::: DATA SUPPLIED

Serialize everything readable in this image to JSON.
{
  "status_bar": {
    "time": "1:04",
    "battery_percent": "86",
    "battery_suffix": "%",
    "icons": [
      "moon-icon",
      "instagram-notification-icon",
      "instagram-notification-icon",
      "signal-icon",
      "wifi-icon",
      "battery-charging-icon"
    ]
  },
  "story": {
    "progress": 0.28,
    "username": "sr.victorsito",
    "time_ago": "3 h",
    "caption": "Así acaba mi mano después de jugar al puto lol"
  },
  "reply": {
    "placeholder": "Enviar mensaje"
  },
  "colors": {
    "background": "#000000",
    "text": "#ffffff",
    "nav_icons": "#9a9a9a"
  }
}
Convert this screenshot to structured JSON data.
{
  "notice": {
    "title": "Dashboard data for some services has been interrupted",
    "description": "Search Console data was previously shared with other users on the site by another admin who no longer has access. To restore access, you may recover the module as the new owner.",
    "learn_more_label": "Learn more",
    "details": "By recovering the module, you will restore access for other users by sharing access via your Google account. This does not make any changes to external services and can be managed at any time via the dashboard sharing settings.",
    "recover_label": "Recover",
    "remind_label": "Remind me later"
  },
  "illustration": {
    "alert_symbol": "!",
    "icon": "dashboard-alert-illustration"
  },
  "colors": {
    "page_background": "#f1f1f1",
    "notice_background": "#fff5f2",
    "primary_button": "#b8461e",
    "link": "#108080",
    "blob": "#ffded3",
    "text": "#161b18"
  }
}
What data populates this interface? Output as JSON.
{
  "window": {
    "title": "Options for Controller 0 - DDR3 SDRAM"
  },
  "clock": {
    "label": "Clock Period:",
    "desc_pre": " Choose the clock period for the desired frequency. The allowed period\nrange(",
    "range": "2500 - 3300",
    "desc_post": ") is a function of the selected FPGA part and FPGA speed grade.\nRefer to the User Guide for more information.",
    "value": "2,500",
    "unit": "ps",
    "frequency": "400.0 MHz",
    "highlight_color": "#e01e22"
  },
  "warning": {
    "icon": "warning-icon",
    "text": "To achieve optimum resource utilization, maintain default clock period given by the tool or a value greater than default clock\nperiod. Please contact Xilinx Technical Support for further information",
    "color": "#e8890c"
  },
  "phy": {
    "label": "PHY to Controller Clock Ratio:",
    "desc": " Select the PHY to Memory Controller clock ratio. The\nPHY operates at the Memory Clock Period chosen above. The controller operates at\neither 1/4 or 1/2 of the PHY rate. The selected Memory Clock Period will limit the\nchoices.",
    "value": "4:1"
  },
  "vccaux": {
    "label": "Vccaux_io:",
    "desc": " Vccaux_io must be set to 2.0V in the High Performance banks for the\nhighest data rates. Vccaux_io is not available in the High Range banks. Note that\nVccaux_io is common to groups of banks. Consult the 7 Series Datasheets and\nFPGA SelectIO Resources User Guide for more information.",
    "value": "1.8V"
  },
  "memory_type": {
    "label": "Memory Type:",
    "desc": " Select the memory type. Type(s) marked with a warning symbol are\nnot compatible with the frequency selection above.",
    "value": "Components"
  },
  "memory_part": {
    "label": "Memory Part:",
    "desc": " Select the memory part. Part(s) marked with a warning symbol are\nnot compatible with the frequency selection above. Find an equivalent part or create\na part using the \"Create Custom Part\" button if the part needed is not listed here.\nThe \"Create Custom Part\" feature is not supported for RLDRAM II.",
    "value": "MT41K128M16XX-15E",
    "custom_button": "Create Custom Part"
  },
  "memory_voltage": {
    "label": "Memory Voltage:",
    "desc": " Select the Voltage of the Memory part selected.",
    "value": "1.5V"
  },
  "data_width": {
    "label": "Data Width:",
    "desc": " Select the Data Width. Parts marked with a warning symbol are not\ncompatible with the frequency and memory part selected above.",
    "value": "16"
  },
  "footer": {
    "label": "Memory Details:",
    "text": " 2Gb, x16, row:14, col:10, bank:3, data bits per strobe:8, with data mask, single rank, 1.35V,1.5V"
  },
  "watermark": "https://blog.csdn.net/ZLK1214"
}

::::::

Find every line in the records that contains the word "title"; copy those lines.

▶ **TASK ANSWER**
    "title": "Dashboard data for some services has been interrupted",
    "title": "Options for Controller 0 - DDR3 SDRAM"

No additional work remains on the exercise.